Your goal:
Retype all of the data exactly as given.

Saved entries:
* begin *

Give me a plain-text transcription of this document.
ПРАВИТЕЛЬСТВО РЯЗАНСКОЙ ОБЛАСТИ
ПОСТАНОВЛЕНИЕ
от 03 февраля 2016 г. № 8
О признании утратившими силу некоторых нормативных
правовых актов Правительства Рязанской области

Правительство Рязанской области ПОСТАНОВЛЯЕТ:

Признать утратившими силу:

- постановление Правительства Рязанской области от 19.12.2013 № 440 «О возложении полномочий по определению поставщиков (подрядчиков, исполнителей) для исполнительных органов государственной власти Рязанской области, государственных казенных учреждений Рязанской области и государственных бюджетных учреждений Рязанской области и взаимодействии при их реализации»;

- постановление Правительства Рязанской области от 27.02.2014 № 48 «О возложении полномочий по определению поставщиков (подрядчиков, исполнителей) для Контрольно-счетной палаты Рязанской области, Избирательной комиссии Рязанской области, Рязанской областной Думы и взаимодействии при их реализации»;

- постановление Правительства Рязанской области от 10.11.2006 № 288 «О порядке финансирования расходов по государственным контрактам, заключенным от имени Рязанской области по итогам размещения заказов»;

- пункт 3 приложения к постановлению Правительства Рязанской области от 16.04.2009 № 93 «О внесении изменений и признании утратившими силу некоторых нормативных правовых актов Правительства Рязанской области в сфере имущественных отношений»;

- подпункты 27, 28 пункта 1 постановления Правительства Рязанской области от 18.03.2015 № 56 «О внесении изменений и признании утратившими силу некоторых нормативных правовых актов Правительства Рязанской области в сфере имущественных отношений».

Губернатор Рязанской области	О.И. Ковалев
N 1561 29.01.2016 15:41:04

* end *

Exercise result:
Give me a plain-text transcription of this document.
ПРАВИТЕЛЬСТВО РЯЗАНСКОЙ ОБЛАСТИ
ПОСТАНОВЛЕНИЕ
от 03 февраля 2016 г. № 8
О признании утратившими силу некоторых нормативных
правовых актов Правительства Рязанской области

Правительство Рязанской области ПОСТАНОВЛЯЕТ:

Признать утратившими силу:

- постановление Правительства Рязанской области от 19.12.2013 № 440 «О возложении полномочий по определению поставщиков (подрядчиков, исполнителей) для исполнительных органов государственной власти Рязанской области, государственных казенных учреждений Рязанской области и государственных бюджетных учреждений Рязанской области и взаимодействии при их реализации»;

- постановление Правительства Рязанской области от 27.02.2014 № 48 «О возложении полномочий по определению поставщиков (подрядчиков, исполнителей) для Контрольно-счетной палаты Рязанской области, Избирательной комиссии Рязанской области, Рязанской областной Думы и взаимодействии при их реализации»;

- постановление Правительства Рязанской области от 10.11.2006 № 288 «О порядке финансирования расходов по государственным контрактам, заключенным от имени Рязанской области по итогам размещения заказов»;

- пункт 3 приложения к постановлению Правительства Рязанской области от 16.04.2009 № 93 «О внесении изменений и признании утратившими силу некоторых нормативных правовых актов Правительства Рязанской области в сфере имущественных отношений»;

- подпункты 27, 28 пункта 1 постановления Правительства Рязанской области от 18.03.2015 № 56 «О внесении изменений и признании утратившими силу некоторых нормативных правовых актов Правительства Рязанской области в сфере имущественных отношений».

Губернатор Рязанской области	О.И. Ковалев
N 1561 29.01.2016 15:41:04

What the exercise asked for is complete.